=== Written instruction 1 ===
Transcribe the rows between the line holding "Patent image size: (570, 396)." and the end of the rows, inclusive, and omit any pictures.

=== Document ===
It is unlikely that anyone would notice this because of a few factors. First,
the important 'bridge' nodes are almost always poorly connected generally. (I
picture a bridge node person like a member of a biker gang who keeps in
contact with his elderly aunt, providing a way for ideas to spread from a
biker gang to her knitting circle.) If they complain that they think someone
is interfering with their ability to communicate with this other group which,
by definition, their in-group is unconcerned with... it is unlikely the group
would care much. Also, the 'interference' would optimally be as innocuous-
seeming and quiet as possible. The fact that you only have to manipulate a
small number of connections to have large effects on the networks overall
average distance between clusters supports this.

And yes, it should go without saying that this is a monstrously unethical and
terrible thing to do. It would probably have a lot of unforeseen consequences.
I've been wondering if it would change how things like fashion trends or fads
occur and if monitoring that might be a way to detect it. It would seem
intuitively that it might lead to echo chambers and amplification of ideas
within clusters since whatever moderating influence the slight connection to a
different cluster provided would be removed.... but I haven't seen any
research about that and I'm not sure how to simulate it without it just being
a self-fulfilling prophecy.

------
spacecity1971
Reads more like instructions for constructing a Basilisk to me.

Items from a dataset

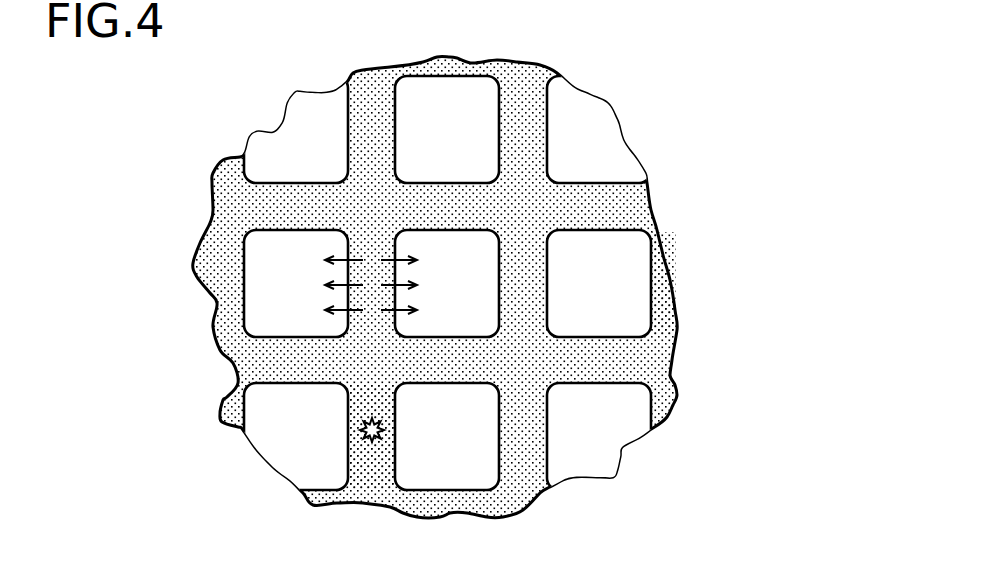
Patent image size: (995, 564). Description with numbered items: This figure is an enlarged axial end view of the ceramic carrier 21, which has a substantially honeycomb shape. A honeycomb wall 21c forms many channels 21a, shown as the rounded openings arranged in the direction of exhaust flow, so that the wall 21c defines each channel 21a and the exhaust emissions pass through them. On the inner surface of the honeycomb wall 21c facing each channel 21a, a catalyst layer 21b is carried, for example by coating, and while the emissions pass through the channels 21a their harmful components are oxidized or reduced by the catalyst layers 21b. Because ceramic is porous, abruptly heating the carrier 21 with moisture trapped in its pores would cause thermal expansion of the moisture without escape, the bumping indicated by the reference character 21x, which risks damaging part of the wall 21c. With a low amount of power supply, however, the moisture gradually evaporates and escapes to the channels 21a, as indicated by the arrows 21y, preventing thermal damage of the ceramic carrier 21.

The ceramic carrier 21 is at (627, 211).
The channel 21a is at (616, 292).
The catalyst layer 21b is at (648, 312).
The honeycomb wall 21c is at (372, 465).
The bumping of moisture 21x is at (362, 425).
The arrows 21y is at (338, 278).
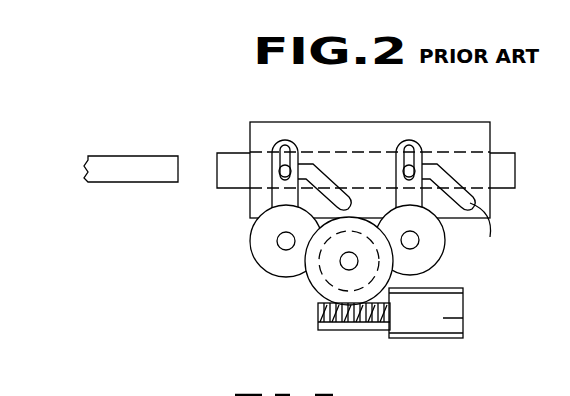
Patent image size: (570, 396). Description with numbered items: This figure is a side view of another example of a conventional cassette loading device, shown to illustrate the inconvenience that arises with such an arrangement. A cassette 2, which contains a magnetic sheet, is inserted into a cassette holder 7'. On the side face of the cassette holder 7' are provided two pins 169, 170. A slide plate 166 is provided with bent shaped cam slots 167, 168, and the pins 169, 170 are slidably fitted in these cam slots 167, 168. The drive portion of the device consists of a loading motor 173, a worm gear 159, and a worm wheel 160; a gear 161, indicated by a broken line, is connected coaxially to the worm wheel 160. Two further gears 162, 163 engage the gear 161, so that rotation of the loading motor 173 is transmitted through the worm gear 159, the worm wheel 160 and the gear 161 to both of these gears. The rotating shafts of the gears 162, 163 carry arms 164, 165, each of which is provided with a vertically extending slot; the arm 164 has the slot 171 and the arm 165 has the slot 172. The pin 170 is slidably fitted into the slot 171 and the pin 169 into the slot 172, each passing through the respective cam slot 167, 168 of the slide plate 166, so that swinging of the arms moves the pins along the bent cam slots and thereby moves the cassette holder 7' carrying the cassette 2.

The cassette 2 is at (163, 157).
The cassette holder 7' is at (504, 145).
The worm gear 159 is at (333, 330).
The worm wheel 160 is at (326, 271).
The gear 161 is at (316, 270).
The gear 162 is at (440, 247).
The gear 163 is at (268, 250).
The arm 164 is at (424, 151).
The arm 165 is at (258, 160).
The slide plate 166 is at (367, 151).
The cam slot 167 is at (494, 229).
The cam slot 168 is at (317, 168).
The pin 169 is at (282, 170).
The pin 170 is at (417, 162).
The slot 171 is at (409, 152).
The slot 172 is at (287, 150).
The loading motor 173 is at (440, 338).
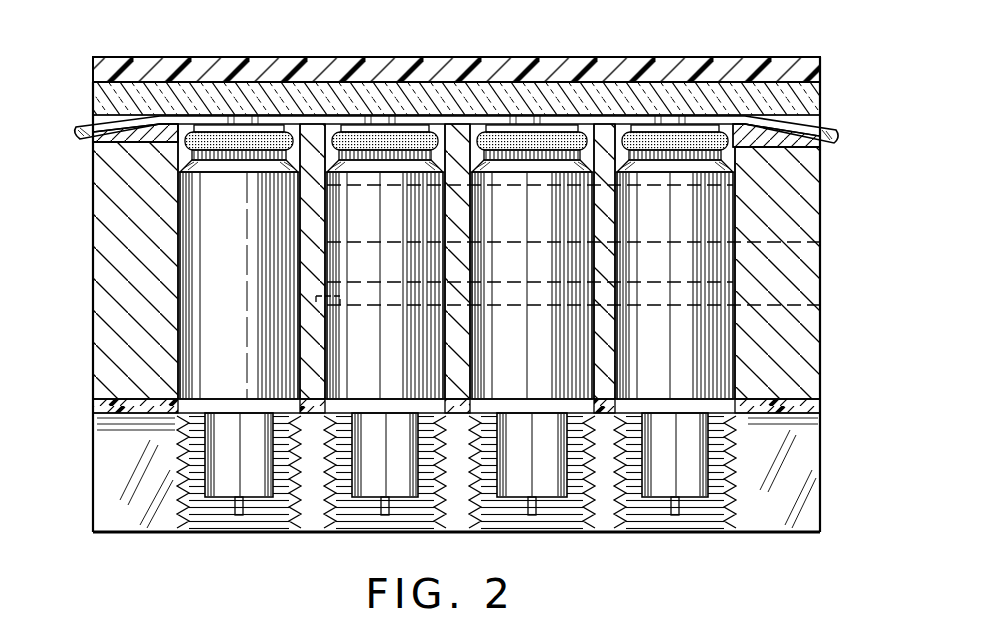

=== Written instruction 2 ===
In the forum thread, what example does the writer picture as a bridge node person?

=== Exercise response 1 ===
Patent image size: (570, 396). Description with numbered items: This figure is a side view of another example of a conventional cassette loading device, shown to illustrate the inconvenience that arises with such an arrangement. A cassette 2, which contains a magnetic sheet, is inserted into a cassette holder 7'. On the side face of the cassette holder 7' are provided two pins 169, 170. A slide plate 166 is provided with bent shaped cam slots 167, 168, and the pins 169, 170 are slidably fitted in these cam slots 167, 168. The drive portion of the device consists of a loading motor 173, a worm gear 159, and a worm wheel 160; a gear 161, indicated by a broken line, is connected coaxially to the worm wheel 160. Two further gears 162, 163 engage the gear 161, so that rotation of the loading motor 173 is transmitted through the worm gear 159, the worm wheel 160 and the gear 161 to both of these gears. The rotating shafts of the gears 162, 163 carry arms 164, 165, each of which is provided with a vertically extending slot; the arm 164 has the slot 171 and the arm 165 has the slot 172. The pin 170 is slidably fitted into the slot 171 and the pin 169 into the slot 172, each passing through the respective cam slot 167, 168 of the slide plate 166, so that swinging of the arms moves the pins along the bent cam slots and thereby moves the cassette holder 7' carrying the cassette 2.

The cassette 2 is at (163, 157).
The cassette holder 7' is at (504, 145).
The worm gear 159 is at (333, 330).
The worm wheel 160 is at (326, 271).
The gear 161 is at (316, 270).
The gear 162 is at (440, 247).
The gear 163 is at (268, 250).
The arm 164 is at (424, 151).
The arm 165 is at (258, 160).
The slide plate 166 is at (367, 151).
The cam slot 167 is at (494, 229).
The cam slot 168 is at (317, 168).
The pin 169 is at (282, 170).
The pin 170 is at (417, 162).
The slot 171 is at (409, 152).
The slot 172 is at (287, 150).
The loading motor 173 is at (440, 338).

=== Exercise response 2 ===
A member of a biker gang who keeps in contact with his elderly aunt, providing a way for ideas to spread from the gang to her knitting circle.